┌──

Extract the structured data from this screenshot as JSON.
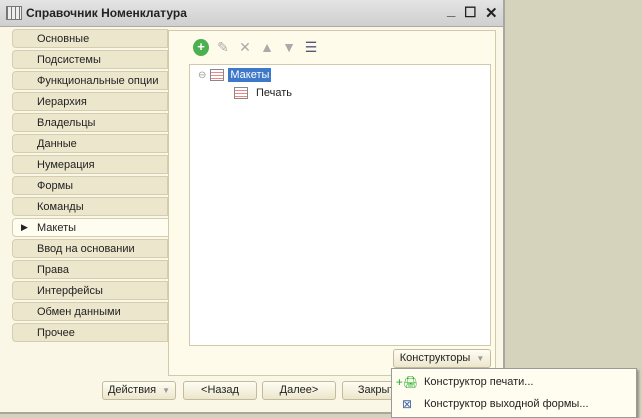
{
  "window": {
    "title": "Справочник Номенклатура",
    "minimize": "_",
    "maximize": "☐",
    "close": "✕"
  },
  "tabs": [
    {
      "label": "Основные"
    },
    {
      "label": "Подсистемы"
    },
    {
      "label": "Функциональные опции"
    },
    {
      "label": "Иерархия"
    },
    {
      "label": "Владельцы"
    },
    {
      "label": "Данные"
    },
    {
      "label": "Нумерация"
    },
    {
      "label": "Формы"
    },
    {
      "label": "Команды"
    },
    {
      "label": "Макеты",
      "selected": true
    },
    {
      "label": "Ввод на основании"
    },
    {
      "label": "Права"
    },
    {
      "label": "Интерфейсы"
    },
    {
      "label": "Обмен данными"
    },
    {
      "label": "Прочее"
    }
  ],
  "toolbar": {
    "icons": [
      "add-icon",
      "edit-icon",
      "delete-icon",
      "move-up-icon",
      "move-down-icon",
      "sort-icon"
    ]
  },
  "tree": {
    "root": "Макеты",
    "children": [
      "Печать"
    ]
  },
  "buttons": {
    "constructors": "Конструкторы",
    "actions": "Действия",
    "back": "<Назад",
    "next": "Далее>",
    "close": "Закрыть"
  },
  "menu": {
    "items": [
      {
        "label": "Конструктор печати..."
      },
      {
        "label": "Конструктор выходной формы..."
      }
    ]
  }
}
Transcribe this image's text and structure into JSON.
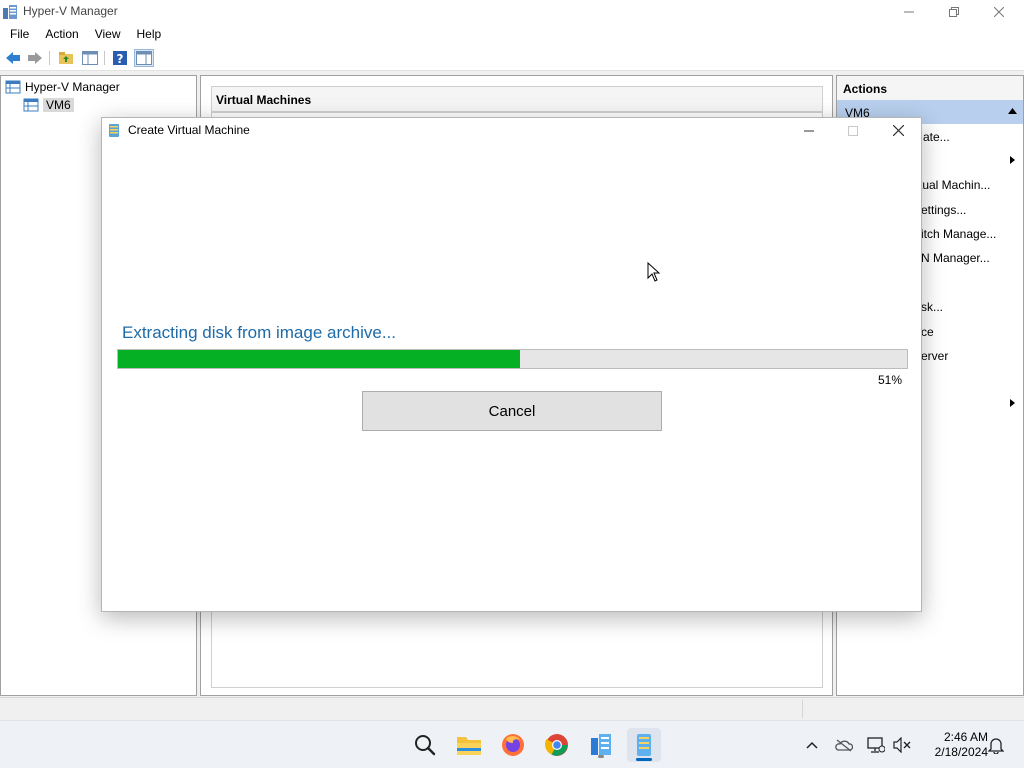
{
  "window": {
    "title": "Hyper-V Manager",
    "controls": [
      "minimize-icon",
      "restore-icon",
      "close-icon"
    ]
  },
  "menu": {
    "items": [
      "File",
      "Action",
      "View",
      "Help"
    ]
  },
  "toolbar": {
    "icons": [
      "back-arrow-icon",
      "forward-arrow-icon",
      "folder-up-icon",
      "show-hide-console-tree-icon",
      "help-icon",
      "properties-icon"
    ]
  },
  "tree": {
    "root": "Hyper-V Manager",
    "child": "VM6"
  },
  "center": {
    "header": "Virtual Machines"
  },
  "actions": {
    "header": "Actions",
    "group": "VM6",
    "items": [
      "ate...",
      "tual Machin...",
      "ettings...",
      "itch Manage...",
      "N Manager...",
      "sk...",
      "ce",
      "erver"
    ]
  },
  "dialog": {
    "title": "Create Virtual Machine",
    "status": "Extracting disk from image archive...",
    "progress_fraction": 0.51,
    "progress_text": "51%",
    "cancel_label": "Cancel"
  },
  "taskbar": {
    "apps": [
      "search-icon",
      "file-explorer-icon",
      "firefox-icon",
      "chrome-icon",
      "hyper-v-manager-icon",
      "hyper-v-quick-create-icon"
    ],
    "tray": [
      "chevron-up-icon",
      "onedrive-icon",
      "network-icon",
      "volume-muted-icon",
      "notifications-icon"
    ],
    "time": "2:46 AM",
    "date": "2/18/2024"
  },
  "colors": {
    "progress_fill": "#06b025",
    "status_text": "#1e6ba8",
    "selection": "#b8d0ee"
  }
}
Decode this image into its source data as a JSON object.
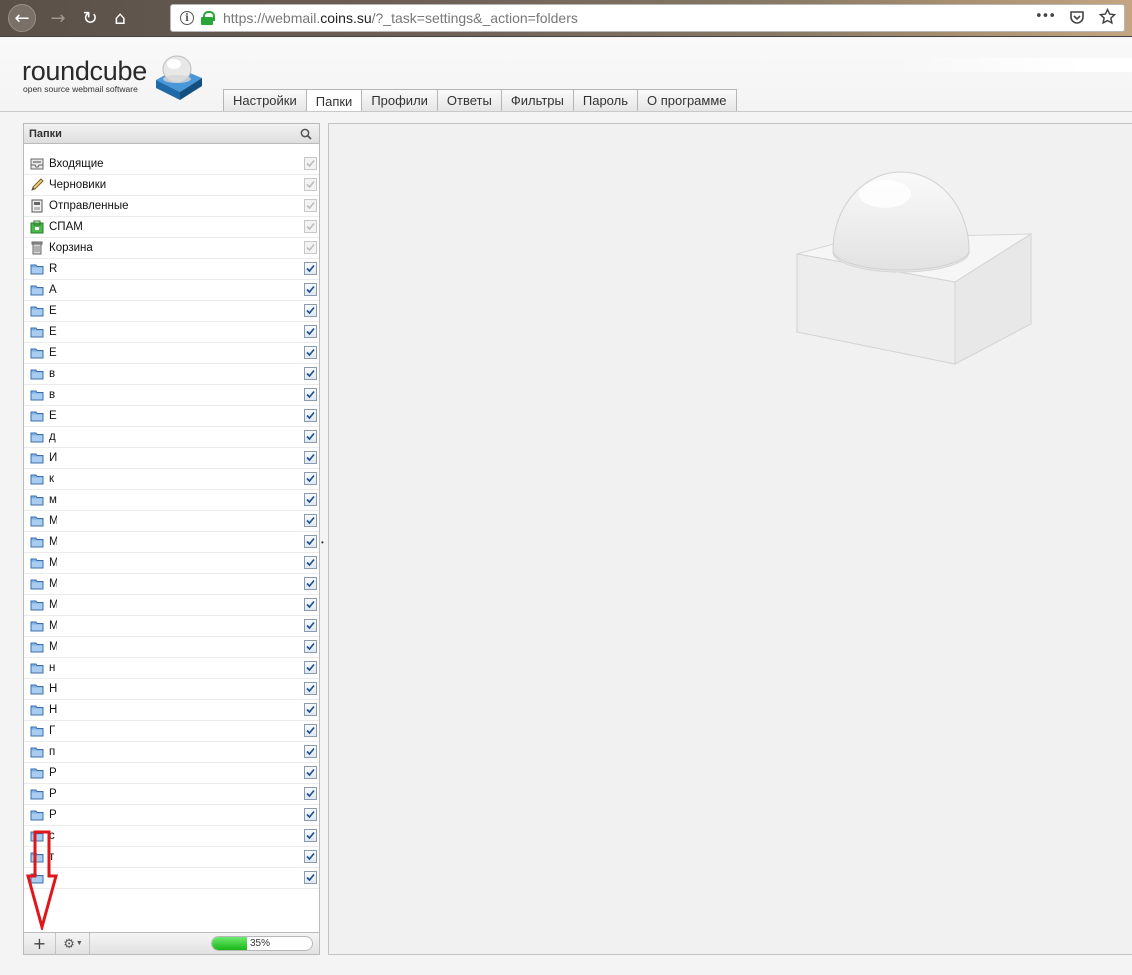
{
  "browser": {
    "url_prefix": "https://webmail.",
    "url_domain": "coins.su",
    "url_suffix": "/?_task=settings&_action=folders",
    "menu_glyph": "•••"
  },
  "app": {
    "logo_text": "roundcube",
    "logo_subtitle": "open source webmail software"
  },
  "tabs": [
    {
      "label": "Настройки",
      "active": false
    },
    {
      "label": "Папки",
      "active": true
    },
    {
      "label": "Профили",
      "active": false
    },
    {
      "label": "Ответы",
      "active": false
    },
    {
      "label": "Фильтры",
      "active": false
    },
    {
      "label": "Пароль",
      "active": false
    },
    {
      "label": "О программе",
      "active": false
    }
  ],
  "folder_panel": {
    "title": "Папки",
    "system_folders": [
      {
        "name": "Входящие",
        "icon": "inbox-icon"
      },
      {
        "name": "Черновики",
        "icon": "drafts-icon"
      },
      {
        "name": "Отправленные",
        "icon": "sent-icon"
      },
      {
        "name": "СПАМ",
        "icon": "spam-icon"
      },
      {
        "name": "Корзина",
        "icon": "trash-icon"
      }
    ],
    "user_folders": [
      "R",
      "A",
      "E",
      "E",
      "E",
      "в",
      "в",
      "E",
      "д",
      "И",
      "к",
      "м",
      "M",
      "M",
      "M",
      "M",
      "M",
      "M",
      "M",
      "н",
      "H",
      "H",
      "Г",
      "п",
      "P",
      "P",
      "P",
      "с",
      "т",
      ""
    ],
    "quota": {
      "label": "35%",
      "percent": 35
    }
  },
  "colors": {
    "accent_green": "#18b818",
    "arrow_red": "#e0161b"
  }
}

└──
┌──

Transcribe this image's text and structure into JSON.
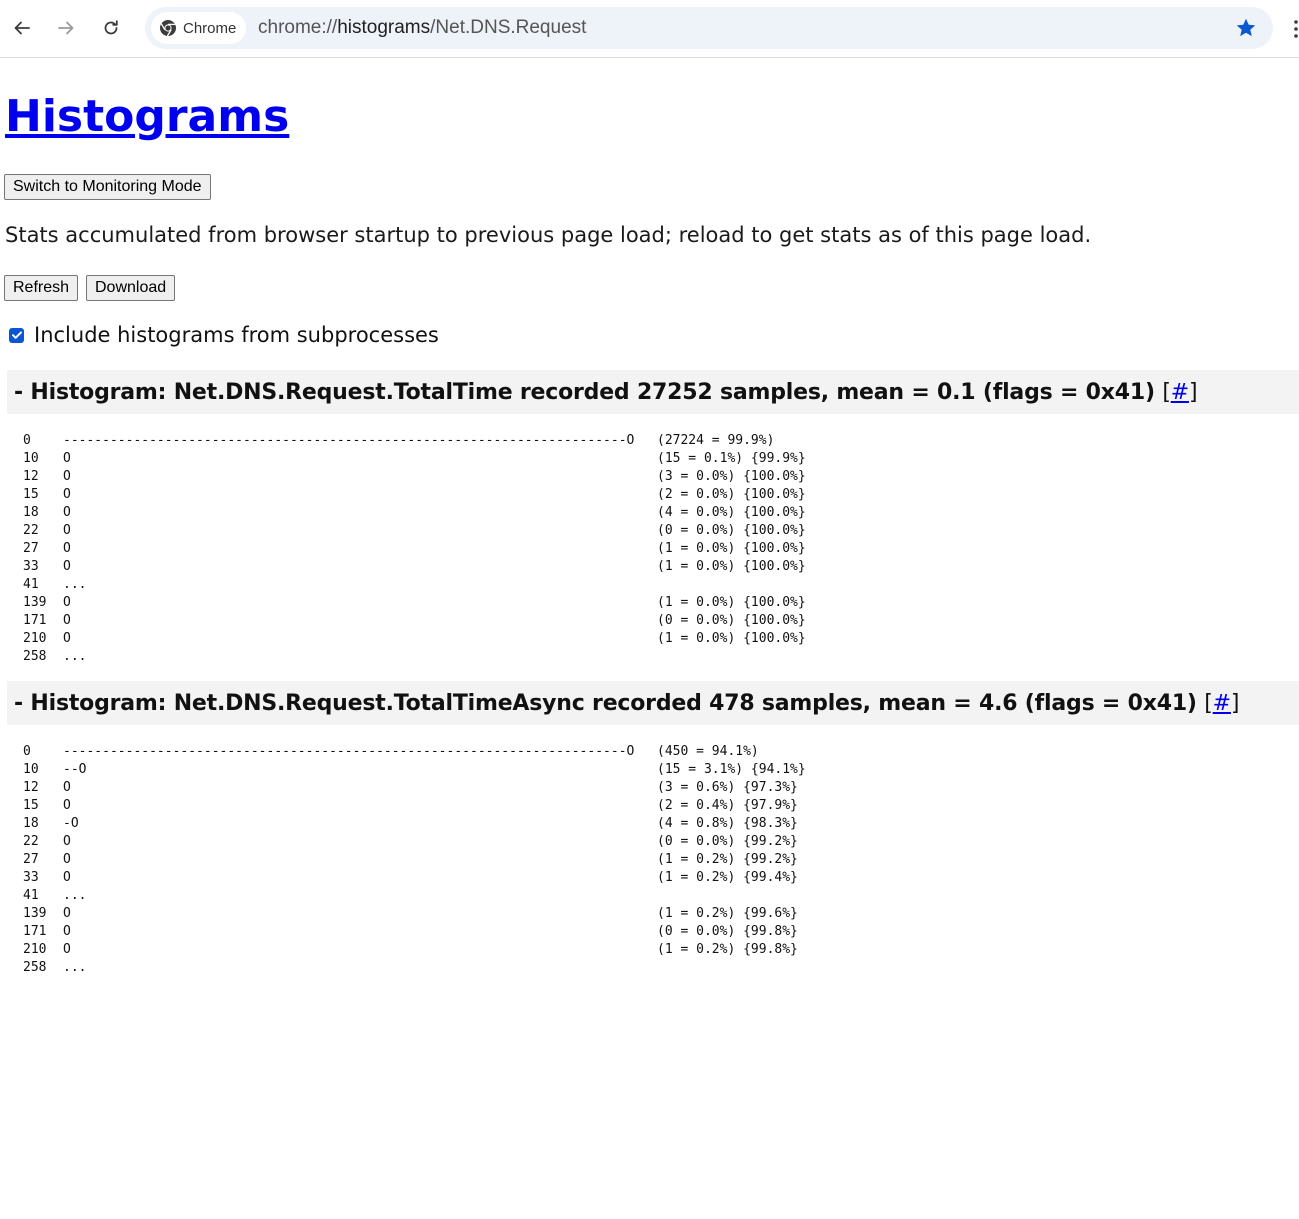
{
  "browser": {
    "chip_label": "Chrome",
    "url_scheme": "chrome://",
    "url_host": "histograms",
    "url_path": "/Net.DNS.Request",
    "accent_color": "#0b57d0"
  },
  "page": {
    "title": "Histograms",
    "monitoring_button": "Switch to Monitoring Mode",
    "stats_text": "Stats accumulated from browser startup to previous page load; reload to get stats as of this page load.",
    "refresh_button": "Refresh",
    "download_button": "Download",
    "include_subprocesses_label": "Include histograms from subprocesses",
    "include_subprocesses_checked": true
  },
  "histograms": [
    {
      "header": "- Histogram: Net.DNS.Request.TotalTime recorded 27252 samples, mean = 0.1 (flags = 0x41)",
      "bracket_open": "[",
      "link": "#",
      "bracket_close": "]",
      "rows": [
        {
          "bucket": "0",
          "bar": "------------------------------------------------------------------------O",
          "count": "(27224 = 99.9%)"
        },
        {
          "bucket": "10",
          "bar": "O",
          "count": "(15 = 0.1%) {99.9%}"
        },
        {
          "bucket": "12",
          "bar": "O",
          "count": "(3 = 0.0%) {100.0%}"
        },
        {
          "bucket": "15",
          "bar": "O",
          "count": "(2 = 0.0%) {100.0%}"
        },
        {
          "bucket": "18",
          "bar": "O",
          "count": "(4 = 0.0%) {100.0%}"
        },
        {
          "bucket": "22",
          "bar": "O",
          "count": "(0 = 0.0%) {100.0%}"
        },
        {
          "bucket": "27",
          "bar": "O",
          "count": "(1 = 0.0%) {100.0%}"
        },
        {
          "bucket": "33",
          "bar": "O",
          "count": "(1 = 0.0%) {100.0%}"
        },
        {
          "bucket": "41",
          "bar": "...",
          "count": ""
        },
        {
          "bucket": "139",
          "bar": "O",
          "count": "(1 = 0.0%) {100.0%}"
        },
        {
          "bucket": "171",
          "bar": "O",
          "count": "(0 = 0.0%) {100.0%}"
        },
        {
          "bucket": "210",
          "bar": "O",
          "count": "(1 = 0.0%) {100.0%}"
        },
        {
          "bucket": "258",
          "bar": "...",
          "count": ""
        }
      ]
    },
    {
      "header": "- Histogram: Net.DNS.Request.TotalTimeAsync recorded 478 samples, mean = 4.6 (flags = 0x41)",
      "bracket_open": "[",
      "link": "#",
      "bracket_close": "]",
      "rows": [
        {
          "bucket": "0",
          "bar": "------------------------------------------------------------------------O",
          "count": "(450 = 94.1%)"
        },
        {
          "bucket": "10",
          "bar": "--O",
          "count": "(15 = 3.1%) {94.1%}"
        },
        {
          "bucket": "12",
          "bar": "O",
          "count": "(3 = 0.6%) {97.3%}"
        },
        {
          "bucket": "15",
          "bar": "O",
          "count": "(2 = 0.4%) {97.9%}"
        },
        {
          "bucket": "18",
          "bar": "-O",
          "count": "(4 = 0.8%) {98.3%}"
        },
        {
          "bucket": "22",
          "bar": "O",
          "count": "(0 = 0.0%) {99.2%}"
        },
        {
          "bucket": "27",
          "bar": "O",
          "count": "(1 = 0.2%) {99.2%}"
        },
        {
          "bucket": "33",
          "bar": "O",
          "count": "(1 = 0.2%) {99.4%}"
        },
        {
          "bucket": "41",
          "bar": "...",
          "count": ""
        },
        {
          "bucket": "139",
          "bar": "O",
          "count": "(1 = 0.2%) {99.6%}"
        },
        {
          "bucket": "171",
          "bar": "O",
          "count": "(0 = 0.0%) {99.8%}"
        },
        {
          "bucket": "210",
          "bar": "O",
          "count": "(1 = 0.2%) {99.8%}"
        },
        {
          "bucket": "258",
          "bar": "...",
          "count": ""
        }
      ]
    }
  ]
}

└──

- _Goal of the exercise_
Each line that contains the word "image" counts toward the total; give only that total.

- _Solution below_
4